• [SOURCE]
=-=-=
Un atout pour toutes les femmes, à condition qu’elles ne se coupent pas de la base, selon une présidente d’association (Thiés, Sénégal)
Nafissatou DIEDHIOU, Séverine BENOIT
05 / 2001
Nafissatou DIEDHIOU, présidente de l’ASAFODEB (Association Sénégalaise d’Appui à la Formation pour le Développement à la Base) :
« Je peux prendre le cas de madame Diouf, une femme qui maintenant est leader. Elle fait partie des femmes qui ont des responsabilités et qui continuent à lutter pour celles qui sont derrière. Pour elle, il était impensable que sa fille n’aille pas à l’école. Son mari même l’a battue. Parce qu’elle a osé amené sa fille à l’école. Mais elle a lutté et aujourd’hui son mari a accepté et sa fille va à l’école. Son mari pensait que l’école c’était des charges et qu’avec ses revenus faibles il ne pourrait vraiment pas amener sa fille à l’école. Mais la femme a dit qu’elle allait vendre ses arachides, ses poissons, faire du petit commerce rien que pour acheter des cahiers et des livres pour sa fille. Et pour tout cela, ce sont les femmes qui se sont battues pour y accéder.
Avant les filles n’avaient pas le droit à l’alphabétisation, pour la plupart, parce qu’on disait que les filles devaient être à la maison et s’occuper des enfants. Dans la majorité des cas c’était cela : « C’est une fille ? Elle doit rester à la maison ! » Maintenant, tout a changé. Je ne dis pas que les filles de Thiès vont toutes à l’école, mais une partie y va. Parce que les mamans sont conscientes de leur sort, elles qui n’ont pas eu la chance d’aller à l’école, elles savent que l’instruction est utile.
Les femmes sont analphabètes à 65% ou 70%. Actuellement, les femmes, à travers les médias, à travers un village qui a déjà fait l’alphabétisation et où les femmes commencent à communiquer avec les autres, à apporter un changement dans leurs habitudes, l’autre village fera tout pour être aussi alphabétisé. Ici dans nos terroirs nous avons des demandes constantes venant des villages pour être alphabétisés. Pour le problème de l’alphabétisation donc, et pour pas mal d’autres problèmes concernant les femmes, c’est irréversible parce qu’elles ont compris.
La sensibilisation, l’information, l’alphabétisation, la communication c’est le début de tout et cela doit continuer parce que si nous sommes contents du changement accompli, tout n’est pas parfait, il y a des endroits où il reste vraiment à faire. La sensibilisation doit se mener auprès des femmes et des hommes. Parce que si on veut sensibiliser les femmes et laisser les hommes, ce n’est pas bon. C’est la famille l’important et tout le monde doit être au courant pour débattre des problèmes. C’est dangereux de travailler avec les femmes en laissant les hommes de côté parce que ça isole les femmes. Nos traditions y sont pour beaucoup, parce qu’après tout, l’homme est toujours maître, alors il faut le prendre par les sentiments, petit à petit, jusqu’au moment où tu lui diras « maintenant c’est comme ça ! » Sinon ça n’ira pas. Avec les paysans c’est comme cela. Il faut d’abord sensibiliser les hommes, et après ils disent : « celle-là on a confiance en elle alors elle peut travailler avec les femmes. » Et là tu peux parler avec les femmes seule à seule. Et maintenant il y a des femmes qui sont allées jusqu’à Beijing mais il faut revenir pour rendre compte de l’évolution des choses ou des problèmes. On ne doit pas continuer la lutte sans faire des va-et-vient pour que celles des villages comprennent.
=-=-=
• [EXTRAIT DE DONNÉES]
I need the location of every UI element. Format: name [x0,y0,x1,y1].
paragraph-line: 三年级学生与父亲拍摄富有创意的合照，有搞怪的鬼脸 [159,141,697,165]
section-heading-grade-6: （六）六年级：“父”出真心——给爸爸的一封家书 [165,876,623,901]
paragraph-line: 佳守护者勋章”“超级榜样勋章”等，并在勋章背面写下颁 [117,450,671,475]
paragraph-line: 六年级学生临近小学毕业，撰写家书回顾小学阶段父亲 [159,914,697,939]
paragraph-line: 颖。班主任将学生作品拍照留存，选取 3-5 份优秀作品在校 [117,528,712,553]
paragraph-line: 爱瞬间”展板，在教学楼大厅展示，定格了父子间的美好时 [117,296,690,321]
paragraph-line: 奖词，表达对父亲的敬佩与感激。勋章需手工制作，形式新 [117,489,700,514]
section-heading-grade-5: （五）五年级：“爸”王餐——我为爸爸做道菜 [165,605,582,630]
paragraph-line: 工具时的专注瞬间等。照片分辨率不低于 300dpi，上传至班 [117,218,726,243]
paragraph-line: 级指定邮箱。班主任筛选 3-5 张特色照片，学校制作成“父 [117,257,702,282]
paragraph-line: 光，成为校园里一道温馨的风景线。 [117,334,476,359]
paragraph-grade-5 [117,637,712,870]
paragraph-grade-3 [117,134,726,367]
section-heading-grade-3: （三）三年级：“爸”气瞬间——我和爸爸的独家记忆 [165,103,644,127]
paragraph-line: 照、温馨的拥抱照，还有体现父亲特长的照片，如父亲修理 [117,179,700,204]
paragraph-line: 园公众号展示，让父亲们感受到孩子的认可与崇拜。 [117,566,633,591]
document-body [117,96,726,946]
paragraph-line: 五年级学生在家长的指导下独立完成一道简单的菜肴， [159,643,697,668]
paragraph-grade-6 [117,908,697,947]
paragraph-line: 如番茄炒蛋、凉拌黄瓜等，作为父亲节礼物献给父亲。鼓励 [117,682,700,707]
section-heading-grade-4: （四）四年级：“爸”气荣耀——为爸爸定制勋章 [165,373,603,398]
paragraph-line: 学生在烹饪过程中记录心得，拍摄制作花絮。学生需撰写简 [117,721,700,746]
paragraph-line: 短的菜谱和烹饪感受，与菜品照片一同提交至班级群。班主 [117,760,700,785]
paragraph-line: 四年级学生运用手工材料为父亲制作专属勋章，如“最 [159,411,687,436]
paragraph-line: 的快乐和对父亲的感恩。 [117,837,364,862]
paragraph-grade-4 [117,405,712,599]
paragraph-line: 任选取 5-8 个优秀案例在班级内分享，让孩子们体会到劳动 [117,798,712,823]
=-=-=
• [PETITE TÂCHE 1]
Répondez à ces questions d'après le témoignage sur les femmes de Thiès :
(a) Qu'est-ce que madame Diouf a dit qu'elle allait vendre pour acheter des cahiers et des livres à sa fille ?
(b) Quelle part des femmes est analphabète, d'après le témoignage ?
(c) Jusqu'où certaines femmes sont-elles allées ?
• [PETITE TÂCHE 2] Retapez le passage du témoignage sur les femmes de Thiès qui va de « Avant les filles » jusqu'à « l’instruction est utile. » inclus.
• [PETITE TÂCHE 3] Prolongez le témoignage sur les femmes de Thiès à partir de sa dernière phrase.

• [RÉPONSE 1]
(a) Ses arachides et ses poissons.
(b) 65 % ou 70 %.
(c) Jusqu'à Beijing.

• [RÉPONSE 2]
Avant les filles n’avaient pas le droit à l’alphabétisation, pour la plupart, parce qu’on disait que les filles devaient être à la maison et s’occuper des enfants. Dans la majorité des cas c’était cela : « C’est une fille ? Elle doit rester à la maison ! » Maintenant, tout a changé. Je ne dis pas que les filles de Thiès vont toutes à l’école, mais une partie y va. Parce que les mamans sont conscientes de leur sort, elles qui n’ont pas eu la chance d’aller à l’école, elles savent que l’instruction est utile.

• [RÉPONSE 3]
Il y a des femmes leaders partout, dans les villages et dans les quartiers. Il y a des leaders nées. C’est des dons. Il y a des personnes qui ont le courage de parler, de s’exprimer et tout de suite tout le monde la suit. C’est inné. Par contre il y en a qui sont toujours derrière, qui ont peur. Mais une fois que vous les poussez à prendre la parole, que vous les encouragez, à la prochaine réunion elles oseront parler. C’est pourquoi je dis parfois aux femmes leaders : « Ce que vous faites est bien, vous luttez pour celles qui sont derrière, mais prenez le temps aussi de leur donner les informations qu’il faut ». Parce que continuer à lutter sans que celles qui sont derrière sachent ce qu’on fait et ce qu’on doit faire, et pourquoi, ce n’est pas bon. C’est pourquoi dans le plan d’action de la femme où nous avons pris de grandes orientations pour les femmes, nous avons traduit cela dans les langues nationales et nous avons coupé cela par séquences pour l’expliquer aux femmes dans les villages et on insère cela dans le cadre de nos programmes d’alphabétisation.
L’aide nous a aidées à l’émergence des leaders féminins, parce qu’elle a contribué à la prise de conscience des femmes. Mais d’un autre côté, l’aide ne nous arrange pas parce que les gens s’y habituent. Moi si j’étais un bailleur, je n’aiderais pas quelqu’un qui n’a pas commencé sur ses propres forces parce que je sais que ce serait inutile. Il faut d’abord que la personne se lance, et si la charge est lourde, on peut l’appuyer. Mais l’aide a permis aux associations, féminines surtout, de se regrouper. Cela a permis aux gens de se connaître, d’échanger et de réfléchir ensemble et d’analyser ce qui n’allait pas. Ils ont pu chercher entre eux les solutions pour corriger ce qui n’allait pas. »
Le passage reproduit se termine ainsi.